Given passage »
GAVIN SUTHERLAND – A Traveller’s Tales (own label GS003CD)

A Traveller's TalesGavin Sutherland released A Traveller’s Tales in early May. Sutherland had international fame in the seventies both in the Sutherland Brothers and Quiver and as a songwriter – Rod Stewart’s ‘Sailing’ being the most obvious. In 1999 he began to release solo albums. A Traveller’s Tales is his sixth – and I rather like it. Sutherland is approaching his seventieth year and his voice has a timbre that you can only get through life – it’s as melodic as ever, but there’s a rough older man’s edge to the sweetness and it gives a depth to these songs.

The songs have a simplicity that comes from the clarity of knowing what makes a good song, how to play it and arrange it. ‘Righteous Road’ probably has the greatest orchestration on it (fiddle, piano, drums, double bass, synthesisers, pedal steel guitar, and the vocal harmonies that will come as no surprise to anyone who remembers the early work) – but it doesn’t feel like an orchestrated band song.

Entries provided »
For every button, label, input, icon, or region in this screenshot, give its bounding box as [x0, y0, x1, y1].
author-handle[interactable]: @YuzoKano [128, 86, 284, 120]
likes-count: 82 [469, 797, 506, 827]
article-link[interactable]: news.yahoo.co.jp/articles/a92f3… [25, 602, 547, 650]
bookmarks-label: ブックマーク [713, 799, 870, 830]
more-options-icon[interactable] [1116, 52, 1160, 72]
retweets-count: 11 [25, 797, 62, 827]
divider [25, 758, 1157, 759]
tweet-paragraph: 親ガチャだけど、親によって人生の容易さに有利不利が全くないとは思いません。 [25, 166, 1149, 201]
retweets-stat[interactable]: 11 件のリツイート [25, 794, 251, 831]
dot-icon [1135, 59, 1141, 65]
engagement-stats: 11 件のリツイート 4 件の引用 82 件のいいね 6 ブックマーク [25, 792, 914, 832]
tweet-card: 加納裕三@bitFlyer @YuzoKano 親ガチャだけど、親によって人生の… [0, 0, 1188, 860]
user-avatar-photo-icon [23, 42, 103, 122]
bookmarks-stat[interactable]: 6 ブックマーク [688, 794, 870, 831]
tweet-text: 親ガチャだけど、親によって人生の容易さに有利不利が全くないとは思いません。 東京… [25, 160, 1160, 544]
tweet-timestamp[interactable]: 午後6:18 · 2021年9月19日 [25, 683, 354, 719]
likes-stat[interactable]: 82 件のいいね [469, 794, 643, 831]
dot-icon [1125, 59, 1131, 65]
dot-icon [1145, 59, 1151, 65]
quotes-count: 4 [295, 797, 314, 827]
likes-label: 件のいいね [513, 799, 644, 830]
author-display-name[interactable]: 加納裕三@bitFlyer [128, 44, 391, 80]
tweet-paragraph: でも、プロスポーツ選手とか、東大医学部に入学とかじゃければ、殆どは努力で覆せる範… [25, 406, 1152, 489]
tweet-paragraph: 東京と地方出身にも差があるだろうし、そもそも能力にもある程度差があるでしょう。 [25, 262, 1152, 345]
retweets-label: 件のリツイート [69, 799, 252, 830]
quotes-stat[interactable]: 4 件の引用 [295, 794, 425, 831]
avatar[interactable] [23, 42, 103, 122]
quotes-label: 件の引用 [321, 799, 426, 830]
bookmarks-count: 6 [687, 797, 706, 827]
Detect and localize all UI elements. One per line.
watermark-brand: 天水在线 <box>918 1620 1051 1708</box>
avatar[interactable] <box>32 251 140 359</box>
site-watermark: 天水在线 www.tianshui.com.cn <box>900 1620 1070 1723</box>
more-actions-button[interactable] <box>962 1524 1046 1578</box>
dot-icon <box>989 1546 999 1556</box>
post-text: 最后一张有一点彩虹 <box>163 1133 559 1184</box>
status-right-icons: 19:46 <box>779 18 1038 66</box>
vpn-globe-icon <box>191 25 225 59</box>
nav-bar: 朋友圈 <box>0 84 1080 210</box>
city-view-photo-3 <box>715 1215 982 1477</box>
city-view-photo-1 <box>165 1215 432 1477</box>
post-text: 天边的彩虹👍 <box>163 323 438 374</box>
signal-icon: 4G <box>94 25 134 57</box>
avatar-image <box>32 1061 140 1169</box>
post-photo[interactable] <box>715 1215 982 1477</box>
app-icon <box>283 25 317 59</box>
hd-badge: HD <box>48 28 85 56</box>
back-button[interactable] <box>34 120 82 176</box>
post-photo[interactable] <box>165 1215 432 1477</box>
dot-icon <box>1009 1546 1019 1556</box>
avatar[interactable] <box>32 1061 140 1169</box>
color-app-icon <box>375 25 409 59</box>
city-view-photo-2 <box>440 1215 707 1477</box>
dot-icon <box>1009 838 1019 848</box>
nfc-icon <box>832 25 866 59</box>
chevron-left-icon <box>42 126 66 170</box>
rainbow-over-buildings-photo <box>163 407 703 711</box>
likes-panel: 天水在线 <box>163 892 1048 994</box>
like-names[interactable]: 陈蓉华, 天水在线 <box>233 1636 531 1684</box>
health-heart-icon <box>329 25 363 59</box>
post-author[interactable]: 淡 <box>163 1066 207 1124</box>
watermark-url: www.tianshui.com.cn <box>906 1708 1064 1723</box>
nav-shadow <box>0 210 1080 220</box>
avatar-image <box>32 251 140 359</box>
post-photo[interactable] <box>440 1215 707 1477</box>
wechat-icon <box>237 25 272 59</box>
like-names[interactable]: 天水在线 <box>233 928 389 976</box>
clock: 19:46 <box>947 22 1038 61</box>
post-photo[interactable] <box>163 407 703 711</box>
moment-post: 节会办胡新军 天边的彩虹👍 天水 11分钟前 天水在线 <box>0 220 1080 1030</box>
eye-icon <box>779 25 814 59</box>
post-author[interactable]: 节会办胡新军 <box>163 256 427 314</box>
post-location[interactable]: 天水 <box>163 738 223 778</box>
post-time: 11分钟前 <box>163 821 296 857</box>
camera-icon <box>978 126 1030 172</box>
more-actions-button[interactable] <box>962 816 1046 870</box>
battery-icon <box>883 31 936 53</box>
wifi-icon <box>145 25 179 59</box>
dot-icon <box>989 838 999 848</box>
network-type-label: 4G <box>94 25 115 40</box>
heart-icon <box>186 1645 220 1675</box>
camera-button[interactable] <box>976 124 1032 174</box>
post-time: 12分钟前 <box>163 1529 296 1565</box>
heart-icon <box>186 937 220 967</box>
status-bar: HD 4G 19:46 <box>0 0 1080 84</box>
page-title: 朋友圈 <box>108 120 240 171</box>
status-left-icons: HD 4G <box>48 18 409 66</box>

Aim »
Rewrite everything from "A Traveller's TalesGavin" down to "to these songs." in the album review, changing "melodic" to "tuneful".

Solution »
A Traveller's TalesGavin Sutherland released A Traveller’s Tales in early May. Sutherland had international fame in the seventies both in the Sutherland Brothers and Quiver and as a songwriter – Rod Stewart’s ‘Sailing’ being the most obvious. In 1999 he began to release solo albums. A Traveller’s Tales is his sixth – and I rather like it. Sutherland is approaching his seventieth year and his voice has a timbre that you can only get through life – it’s as tuneful as ever, but there’s a rough older man’s edge to the sweetness and it gives a depth to these songs.